- [What this task involves] Provide the number of lines containing the word "name", and nothing else.

-------

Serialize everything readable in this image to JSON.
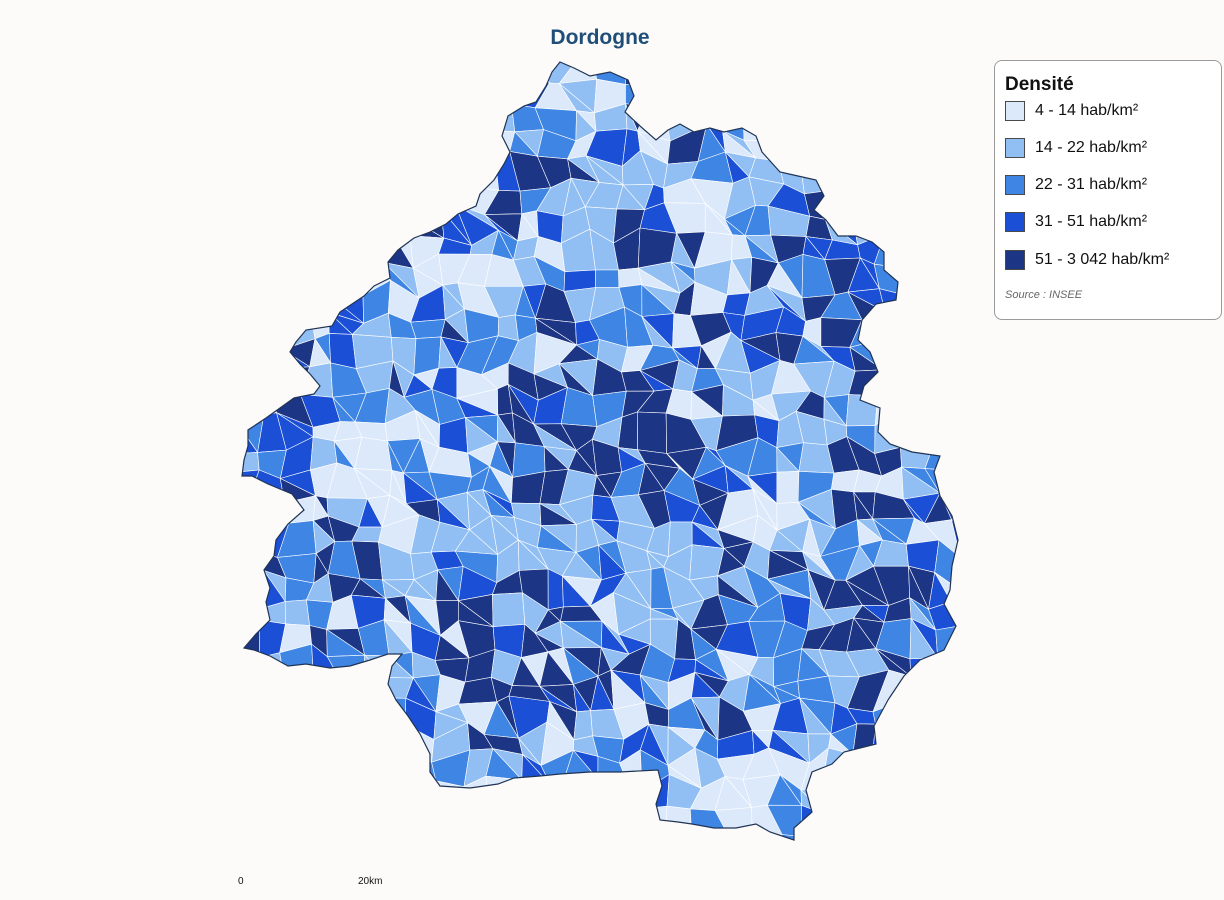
{
  "map": {
    "title": "Dordogne",
    "legend": {
      "title": "Densité",
      "classes": [
        {
          "label": "4 - 14 hab/km²",
          "color": "#dce9fb"
        },
        {
          "label": "14 - 22 hab/km²",
          "color": "#92bff3"
        },
        {
          "label": "22 - 31 hab/km²",
          "color": "#3f86e4"
        },
        {
          "label": "31 - 51 hab/km²",
          "color": "#1a4fd6"
        },
        {
          "label": "51 - 3 042 hab/km²",
          "color": "#1c3585"
        }
      ],
      "source": "Source : INSEE"
    },
    "scale": {
      "start_label": "0",
      "end_label": "20km"
    },
    "border_color": "#1f3354",
    "commune_line_color": "#ffffff"
  }
}
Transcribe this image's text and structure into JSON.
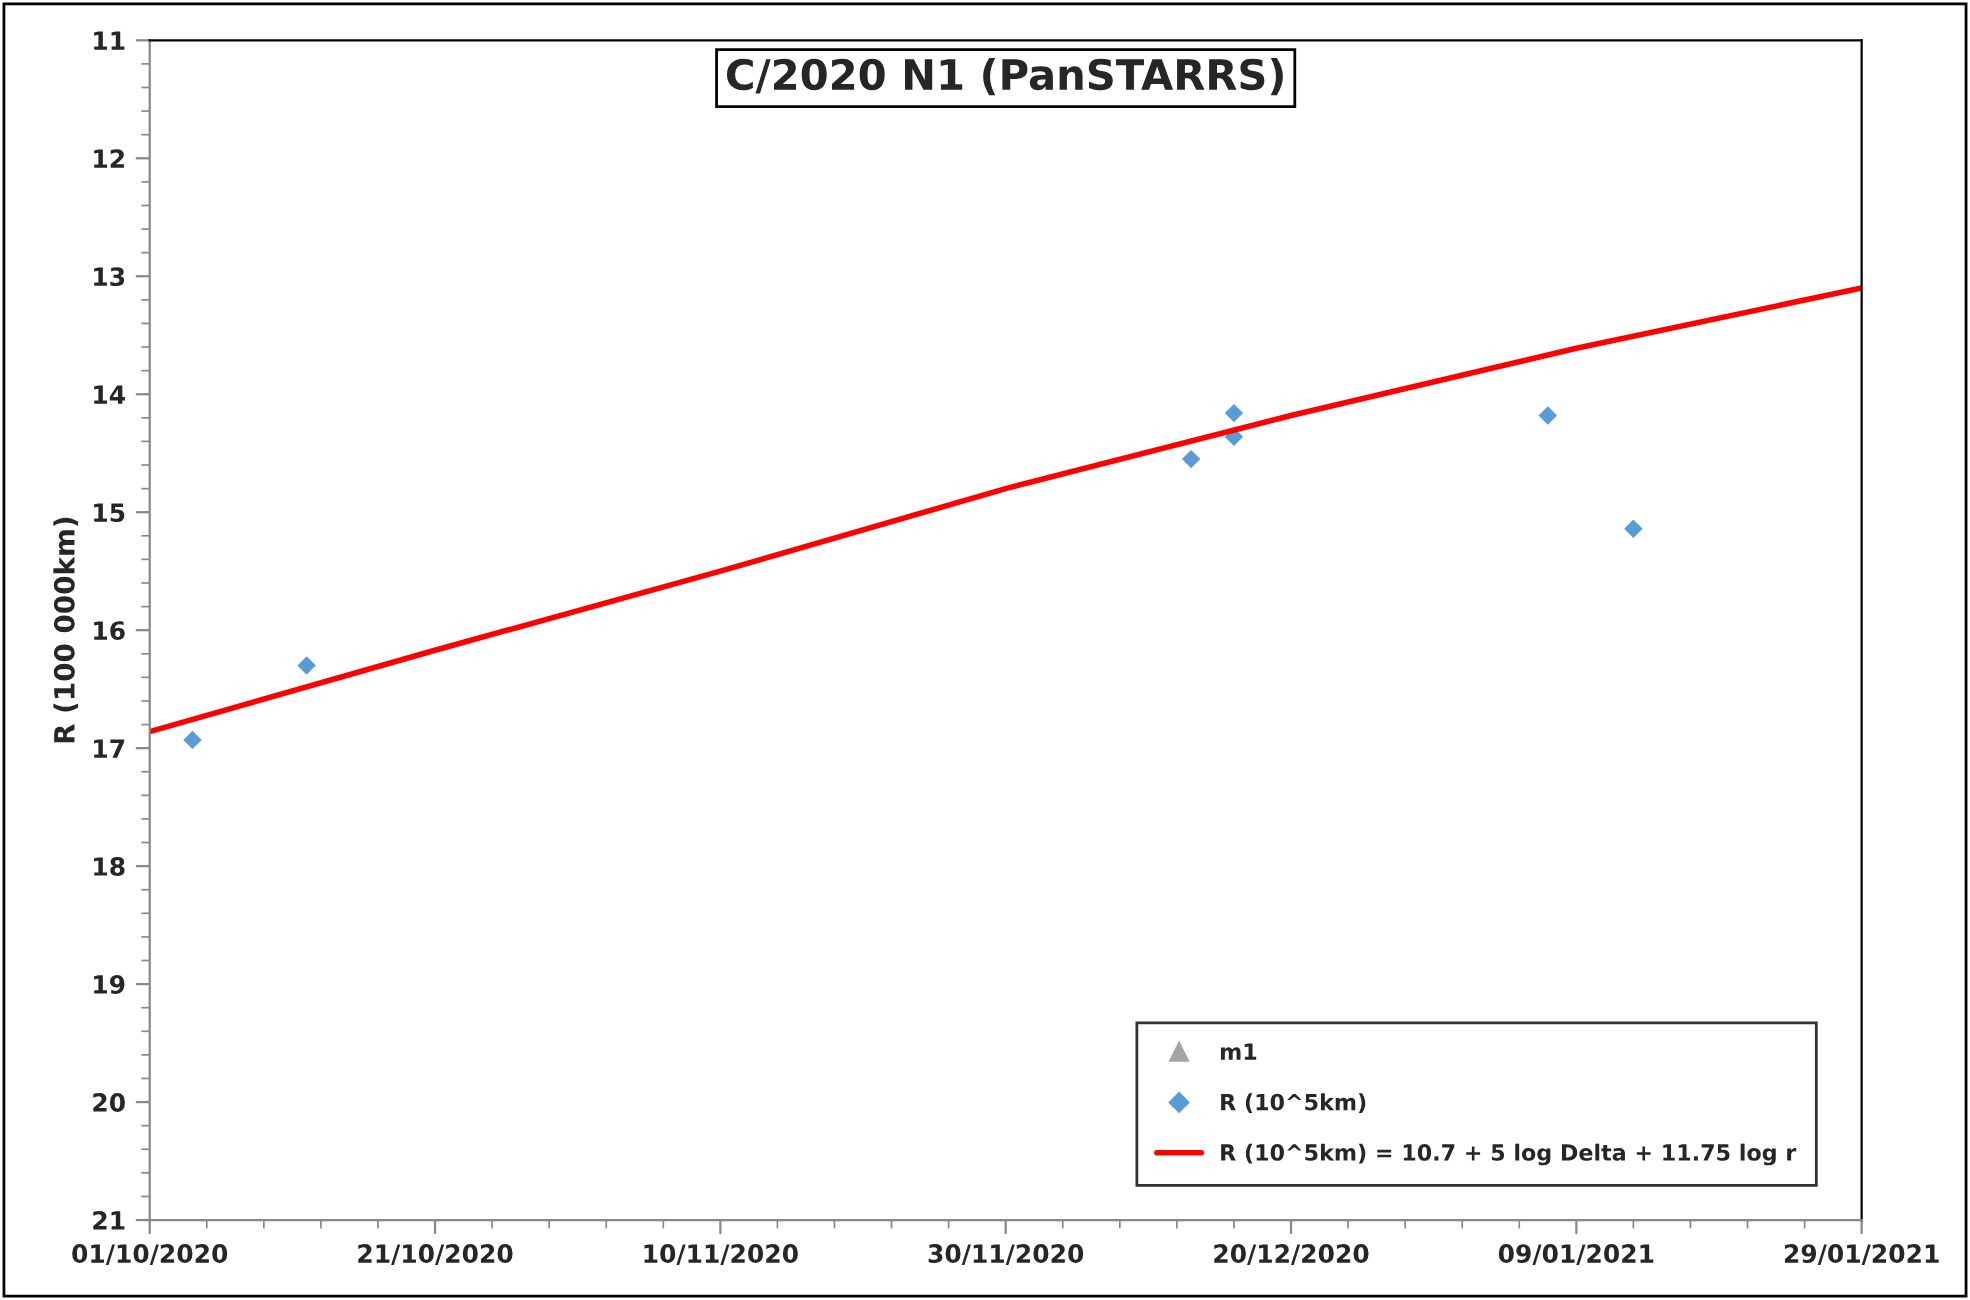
{
  "chart_data": {
    "type": "scatter",
    "title": "C/2020 N1 (PanSTARRS)",
    "ylabel": "R (100 000km)",
    "series": [
      {
        "name": "m1",
        "color": "#a5a5a5",
        "marker": "triangle"
      },
      {
        "name": "R (10^5km)",
        "color": "#5b9bd5",
        "marker": "diamond",
        "x": [
          "2020-10-04",
          "2020-10-12",
          "2020-12-13",
          "2020-12-16",
          "2020-12-16",
          "2021-01-07",
          "2021-01-13"
        ],
        "values": [
          16.93,
          16.3,
          14.55,
          14.36,
          14.16,
          14.18,
          15.14
        ]
      },
      {
        "name": "R (10^5km) = 10.7 + 5 log Delta + 11.75 log r",
        "type": "line",
        "color": "#ff0000",
        "marker": "none",
        "line_style": "solid",
        "x": [
          "2020-10-01",
          "2020-10-21",
          "2020-11-10",
          "2020-11-30",
          "2020-12-20",
          "2021-01-09",
          "2021-01-29"
        ],
        "values": [
          16.86,
          16.17,
          15.5,
          14.8,
          14.18,
          13.61,
          13.1
        ]
      }
    ],
    "xlim": [
      "2020-10-01",
      "2021-01-29"
    ],
    "xticks": [
      {
        "value": "2020-10-01",
        "label": "01/10/2020"
      },
      {
        "value": "2020-10-21",
        "label": "21/10/2020"
      },
      {
        "value": "2020-11-10",
        "label": "10/11/2020"
      },
      {
        "value": "2020-11-30",
        "label": "30/11/2020"
      },
      {
        "value": "2020-12-20",
        "label": "20/12/2020"
      },
      {
        "value": "2021-01-09",
        "label": "09/01/2021"
      },
      {
        "value": "2021-01-29",
        "label": "29/01/2021"
      }
    ],
    "ylim": [
      21,
      11
    ],
    "yticks": [
      11,
      12,
      13,
      14,
      15,
      16,
      17,
      18,
      19,
      20,
      21
    ],
    "grid": false,
    "legend": "bottom right"
  }
}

-------

- [Written solution] 3